Saved entries
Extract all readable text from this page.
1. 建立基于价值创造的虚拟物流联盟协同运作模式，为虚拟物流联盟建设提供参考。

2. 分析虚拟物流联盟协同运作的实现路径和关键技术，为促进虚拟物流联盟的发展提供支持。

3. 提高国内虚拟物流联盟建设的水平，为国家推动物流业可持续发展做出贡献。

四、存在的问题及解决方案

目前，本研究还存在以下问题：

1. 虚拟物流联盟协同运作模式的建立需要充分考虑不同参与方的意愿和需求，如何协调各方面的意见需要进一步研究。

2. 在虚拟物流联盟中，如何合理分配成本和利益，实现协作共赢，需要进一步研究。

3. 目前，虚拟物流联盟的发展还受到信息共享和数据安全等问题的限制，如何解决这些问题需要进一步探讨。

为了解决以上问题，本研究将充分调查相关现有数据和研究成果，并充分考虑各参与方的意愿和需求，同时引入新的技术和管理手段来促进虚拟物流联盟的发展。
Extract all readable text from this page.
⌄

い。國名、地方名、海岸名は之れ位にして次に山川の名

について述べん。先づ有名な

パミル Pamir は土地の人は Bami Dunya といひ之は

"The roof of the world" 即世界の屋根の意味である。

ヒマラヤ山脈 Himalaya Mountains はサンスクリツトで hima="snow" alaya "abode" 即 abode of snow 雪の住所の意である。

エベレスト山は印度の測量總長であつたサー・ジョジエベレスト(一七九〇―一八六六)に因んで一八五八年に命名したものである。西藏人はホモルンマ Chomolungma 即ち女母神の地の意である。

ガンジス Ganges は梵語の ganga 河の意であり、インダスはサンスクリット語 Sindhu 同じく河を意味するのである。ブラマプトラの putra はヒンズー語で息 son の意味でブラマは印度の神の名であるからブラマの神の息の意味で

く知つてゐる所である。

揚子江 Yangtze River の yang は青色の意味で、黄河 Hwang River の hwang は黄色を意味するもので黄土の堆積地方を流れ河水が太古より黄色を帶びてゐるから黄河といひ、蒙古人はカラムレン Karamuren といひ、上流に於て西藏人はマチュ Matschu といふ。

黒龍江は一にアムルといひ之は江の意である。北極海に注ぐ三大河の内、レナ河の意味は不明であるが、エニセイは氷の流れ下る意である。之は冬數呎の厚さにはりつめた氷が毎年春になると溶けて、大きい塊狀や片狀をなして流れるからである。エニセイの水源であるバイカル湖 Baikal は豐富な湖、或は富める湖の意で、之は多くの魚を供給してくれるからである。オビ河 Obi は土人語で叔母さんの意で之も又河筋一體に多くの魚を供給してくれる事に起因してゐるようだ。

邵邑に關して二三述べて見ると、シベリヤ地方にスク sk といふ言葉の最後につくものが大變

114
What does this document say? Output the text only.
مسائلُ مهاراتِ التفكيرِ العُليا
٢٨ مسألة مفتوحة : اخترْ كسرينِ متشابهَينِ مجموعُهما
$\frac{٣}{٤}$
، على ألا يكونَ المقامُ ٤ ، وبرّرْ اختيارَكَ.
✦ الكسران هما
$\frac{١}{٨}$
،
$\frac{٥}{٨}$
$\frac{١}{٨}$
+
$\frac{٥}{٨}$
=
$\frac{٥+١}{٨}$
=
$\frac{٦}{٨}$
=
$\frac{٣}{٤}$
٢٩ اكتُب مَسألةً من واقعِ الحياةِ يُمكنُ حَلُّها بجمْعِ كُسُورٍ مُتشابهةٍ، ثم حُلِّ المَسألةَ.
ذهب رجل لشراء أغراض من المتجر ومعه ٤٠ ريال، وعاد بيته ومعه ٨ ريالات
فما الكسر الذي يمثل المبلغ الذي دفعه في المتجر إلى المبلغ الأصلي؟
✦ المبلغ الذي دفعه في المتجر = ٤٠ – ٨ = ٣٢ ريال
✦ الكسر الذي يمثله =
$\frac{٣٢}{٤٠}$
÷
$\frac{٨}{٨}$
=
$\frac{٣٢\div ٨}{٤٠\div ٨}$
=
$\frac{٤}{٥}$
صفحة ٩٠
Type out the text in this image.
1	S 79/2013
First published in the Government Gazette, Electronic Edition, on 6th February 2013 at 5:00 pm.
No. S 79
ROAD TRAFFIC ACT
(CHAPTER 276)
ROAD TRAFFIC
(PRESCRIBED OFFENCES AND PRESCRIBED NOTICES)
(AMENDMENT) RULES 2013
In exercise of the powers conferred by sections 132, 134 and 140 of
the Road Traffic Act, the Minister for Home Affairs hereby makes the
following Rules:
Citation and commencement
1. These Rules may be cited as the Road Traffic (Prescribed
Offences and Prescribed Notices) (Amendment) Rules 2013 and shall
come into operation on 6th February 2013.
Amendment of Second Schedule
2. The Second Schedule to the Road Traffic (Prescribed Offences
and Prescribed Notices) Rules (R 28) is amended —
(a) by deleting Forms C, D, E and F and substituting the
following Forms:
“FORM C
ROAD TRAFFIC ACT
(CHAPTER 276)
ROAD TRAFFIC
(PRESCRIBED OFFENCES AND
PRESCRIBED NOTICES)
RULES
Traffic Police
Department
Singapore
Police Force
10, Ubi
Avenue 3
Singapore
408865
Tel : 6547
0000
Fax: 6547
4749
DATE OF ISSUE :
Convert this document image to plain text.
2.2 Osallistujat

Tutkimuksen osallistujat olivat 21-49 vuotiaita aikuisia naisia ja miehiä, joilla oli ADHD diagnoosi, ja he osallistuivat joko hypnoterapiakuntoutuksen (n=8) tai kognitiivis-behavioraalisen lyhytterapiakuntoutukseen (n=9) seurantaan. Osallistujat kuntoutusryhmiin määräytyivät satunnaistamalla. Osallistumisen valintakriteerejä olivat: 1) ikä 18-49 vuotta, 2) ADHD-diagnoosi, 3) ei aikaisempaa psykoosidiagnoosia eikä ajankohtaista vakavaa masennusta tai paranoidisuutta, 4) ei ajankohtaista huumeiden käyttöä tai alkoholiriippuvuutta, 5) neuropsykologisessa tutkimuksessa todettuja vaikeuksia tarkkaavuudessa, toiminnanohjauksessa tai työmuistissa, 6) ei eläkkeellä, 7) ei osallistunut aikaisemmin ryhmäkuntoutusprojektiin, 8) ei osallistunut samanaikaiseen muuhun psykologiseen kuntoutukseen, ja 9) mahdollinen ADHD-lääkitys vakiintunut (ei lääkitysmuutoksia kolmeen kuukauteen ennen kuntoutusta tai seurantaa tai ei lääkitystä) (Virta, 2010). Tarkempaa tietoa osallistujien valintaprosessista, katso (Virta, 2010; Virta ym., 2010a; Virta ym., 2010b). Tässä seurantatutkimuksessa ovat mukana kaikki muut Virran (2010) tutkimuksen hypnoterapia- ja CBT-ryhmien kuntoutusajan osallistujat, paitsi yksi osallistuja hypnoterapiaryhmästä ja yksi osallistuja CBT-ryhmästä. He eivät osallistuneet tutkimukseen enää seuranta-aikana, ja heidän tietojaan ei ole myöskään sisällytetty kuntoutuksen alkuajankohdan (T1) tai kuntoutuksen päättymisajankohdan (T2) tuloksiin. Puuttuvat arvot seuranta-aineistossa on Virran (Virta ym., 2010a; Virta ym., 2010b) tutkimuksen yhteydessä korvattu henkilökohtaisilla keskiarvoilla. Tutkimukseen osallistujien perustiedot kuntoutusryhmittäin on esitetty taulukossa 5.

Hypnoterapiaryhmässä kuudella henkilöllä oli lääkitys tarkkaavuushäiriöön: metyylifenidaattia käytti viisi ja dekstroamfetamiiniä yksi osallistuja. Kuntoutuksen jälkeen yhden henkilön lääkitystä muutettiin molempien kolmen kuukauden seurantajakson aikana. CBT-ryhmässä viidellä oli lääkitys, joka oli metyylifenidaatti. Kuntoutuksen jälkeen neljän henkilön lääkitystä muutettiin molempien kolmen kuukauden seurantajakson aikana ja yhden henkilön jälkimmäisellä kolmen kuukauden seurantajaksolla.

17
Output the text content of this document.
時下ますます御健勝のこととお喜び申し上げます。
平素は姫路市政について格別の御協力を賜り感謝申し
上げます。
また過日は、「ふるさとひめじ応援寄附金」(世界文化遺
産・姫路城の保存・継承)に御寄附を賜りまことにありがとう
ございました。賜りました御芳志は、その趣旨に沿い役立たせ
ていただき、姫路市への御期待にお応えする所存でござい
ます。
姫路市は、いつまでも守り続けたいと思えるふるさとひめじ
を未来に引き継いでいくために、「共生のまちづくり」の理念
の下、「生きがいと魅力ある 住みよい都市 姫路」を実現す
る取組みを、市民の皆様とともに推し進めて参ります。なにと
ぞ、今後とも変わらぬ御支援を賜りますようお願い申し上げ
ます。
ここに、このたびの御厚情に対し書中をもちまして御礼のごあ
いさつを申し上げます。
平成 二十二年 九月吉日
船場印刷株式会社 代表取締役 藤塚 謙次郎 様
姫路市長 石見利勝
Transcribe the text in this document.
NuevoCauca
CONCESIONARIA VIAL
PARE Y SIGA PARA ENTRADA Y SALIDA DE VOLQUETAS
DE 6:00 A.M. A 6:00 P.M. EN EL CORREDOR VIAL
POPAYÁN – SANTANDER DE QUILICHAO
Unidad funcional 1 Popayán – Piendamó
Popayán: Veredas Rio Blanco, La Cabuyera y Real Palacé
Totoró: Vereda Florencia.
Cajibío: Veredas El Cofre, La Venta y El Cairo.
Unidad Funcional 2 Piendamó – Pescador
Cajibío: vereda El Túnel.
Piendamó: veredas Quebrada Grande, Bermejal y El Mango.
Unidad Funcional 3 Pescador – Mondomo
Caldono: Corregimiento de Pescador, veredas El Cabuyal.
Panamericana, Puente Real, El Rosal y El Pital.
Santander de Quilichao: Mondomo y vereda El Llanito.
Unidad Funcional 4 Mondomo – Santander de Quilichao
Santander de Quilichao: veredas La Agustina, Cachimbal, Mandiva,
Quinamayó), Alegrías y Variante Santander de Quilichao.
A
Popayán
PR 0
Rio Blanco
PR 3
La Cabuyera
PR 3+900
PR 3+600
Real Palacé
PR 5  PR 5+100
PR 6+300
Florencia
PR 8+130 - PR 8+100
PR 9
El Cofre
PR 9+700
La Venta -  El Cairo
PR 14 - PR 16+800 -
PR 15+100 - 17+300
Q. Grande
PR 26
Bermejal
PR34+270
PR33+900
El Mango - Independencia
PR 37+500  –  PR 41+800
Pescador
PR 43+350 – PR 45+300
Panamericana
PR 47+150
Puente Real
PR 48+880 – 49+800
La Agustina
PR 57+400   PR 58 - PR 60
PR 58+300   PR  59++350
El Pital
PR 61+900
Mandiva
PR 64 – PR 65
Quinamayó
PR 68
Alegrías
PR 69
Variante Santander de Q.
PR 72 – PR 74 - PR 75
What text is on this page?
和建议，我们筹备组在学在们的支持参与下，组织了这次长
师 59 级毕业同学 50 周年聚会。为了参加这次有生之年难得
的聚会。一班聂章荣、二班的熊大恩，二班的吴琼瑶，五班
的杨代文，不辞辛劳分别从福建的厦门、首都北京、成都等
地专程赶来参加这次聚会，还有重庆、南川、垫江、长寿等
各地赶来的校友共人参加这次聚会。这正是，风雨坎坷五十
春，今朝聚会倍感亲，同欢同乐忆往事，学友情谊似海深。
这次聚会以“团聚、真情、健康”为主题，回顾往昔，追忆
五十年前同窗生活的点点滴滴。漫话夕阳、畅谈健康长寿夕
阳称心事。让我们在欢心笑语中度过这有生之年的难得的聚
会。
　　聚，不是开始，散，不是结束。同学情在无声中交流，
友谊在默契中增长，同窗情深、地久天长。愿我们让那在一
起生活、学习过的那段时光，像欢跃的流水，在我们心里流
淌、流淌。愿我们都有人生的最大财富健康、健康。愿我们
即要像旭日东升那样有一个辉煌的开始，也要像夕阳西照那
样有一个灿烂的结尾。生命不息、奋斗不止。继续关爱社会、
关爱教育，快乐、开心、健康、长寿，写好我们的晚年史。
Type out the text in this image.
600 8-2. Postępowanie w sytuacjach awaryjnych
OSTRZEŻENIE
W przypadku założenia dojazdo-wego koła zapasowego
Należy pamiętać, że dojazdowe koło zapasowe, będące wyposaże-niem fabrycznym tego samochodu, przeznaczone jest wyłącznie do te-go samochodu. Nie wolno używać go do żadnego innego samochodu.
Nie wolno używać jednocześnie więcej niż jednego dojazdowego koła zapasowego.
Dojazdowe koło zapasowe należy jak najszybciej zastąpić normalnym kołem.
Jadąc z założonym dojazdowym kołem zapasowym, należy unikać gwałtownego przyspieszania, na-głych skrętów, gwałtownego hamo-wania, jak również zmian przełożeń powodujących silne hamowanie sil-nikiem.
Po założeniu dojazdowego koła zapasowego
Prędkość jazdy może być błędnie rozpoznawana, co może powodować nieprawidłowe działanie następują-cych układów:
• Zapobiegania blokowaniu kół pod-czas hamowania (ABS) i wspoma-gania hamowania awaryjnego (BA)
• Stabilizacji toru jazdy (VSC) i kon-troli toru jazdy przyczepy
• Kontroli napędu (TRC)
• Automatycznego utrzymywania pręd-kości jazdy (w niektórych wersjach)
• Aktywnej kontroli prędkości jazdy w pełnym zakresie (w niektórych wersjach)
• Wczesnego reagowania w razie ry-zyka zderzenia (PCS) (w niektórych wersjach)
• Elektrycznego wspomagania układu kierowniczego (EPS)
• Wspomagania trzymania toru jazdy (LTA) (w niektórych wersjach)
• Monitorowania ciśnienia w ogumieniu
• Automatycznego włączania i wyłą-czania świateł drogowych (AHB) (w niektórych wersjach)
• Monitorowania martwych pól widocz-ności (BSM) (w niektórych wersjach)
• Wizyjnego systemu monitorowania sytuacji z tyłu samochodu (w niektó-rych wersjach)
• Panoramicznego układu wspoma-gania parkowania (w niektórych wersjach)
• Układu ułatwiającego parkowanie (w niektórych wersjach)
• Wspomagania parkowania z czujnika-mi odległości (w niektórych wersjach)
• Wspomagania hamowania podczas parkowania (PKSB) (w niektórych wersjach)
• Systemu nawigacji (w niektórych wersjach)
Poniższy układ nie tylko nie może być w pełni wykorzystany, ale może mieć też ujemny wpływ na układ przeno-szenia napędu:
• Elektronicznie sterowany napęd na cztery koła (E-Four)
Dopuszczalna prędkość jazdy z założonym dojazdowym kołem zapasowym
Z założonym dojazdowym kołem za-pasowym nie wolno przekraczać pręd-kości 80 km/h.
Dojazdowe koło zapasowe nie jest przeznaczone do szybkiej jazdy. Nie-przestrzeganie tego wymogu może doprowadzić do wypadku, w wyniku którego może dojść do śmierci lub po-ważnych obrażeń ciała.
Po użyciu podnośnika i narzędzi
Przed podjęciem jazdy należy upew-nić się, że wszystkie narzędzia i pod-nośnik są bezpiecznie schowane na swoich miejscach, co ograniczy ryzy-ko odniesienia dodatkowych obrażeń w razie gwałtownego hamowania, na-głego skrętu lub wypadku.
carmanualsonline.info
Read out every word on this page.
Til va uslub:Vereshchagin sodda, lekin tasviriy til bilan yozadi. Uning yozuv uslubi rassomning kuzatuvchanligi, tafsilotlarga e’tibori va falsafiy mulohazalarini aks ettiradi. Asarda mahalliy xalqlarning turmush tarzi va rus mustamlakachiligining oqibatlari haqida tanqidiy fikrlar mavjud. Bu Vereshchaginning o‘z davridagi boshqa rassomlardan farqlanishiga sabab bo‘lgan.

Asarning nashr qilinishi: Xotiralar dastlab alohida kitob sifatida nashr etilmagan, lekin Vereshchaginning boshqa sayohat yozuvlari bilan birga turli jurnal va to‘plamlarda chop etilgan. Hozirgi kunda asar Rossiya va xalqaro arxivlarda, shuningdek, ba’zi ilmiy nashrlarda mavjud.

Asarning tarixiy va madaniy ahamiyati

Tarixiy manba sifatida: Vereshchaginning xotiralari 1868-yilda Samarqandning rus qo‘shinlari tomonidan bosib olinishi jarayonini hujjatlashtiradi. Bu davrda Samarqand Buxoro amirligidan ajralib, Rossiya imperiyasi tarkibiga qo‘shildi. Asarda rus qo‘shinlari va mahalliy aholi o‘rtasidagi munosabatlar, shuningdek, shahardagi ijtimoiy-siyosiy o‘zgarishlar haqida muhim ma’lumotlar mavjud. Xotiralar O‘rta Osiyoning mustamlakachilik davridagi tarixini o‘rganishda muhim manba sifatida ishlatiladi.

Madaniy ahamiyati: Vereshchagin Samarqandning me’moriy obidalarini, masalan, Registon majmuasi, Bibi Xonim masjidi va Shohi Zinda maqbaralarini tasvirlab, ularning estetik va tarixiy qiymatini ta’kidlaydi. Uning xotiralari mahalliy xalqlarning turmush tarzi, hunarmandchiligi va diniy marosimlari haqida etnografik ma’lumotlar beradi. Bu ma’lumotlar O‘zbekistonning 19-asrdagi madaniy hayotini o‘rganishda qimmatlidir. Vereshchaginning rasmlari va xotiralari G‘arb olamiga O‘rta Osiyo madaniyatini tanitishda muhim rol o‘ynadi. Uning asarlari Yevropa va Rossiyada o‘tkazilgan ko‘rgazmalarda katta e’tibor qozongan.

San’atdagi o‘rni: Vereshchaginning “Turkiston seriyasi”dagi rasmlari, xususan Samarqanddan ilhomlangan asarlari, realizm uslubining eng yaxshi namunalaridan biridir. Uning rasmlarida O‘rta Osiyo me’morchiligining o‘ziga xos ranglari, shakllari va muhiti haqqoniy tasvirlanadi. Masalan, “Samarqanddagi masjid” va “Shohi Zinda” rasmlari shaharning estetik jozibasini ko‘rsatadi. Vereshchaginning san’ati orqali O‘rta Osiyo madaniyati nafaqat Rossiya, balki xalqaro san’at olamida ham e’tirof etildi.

Written instruction:
Filter the data, keeping only the lines that contain "page".

Task response:
Extract all readable text from this page.
Extract all readable text from this page.
What text is on this page?
Read out every word on this page.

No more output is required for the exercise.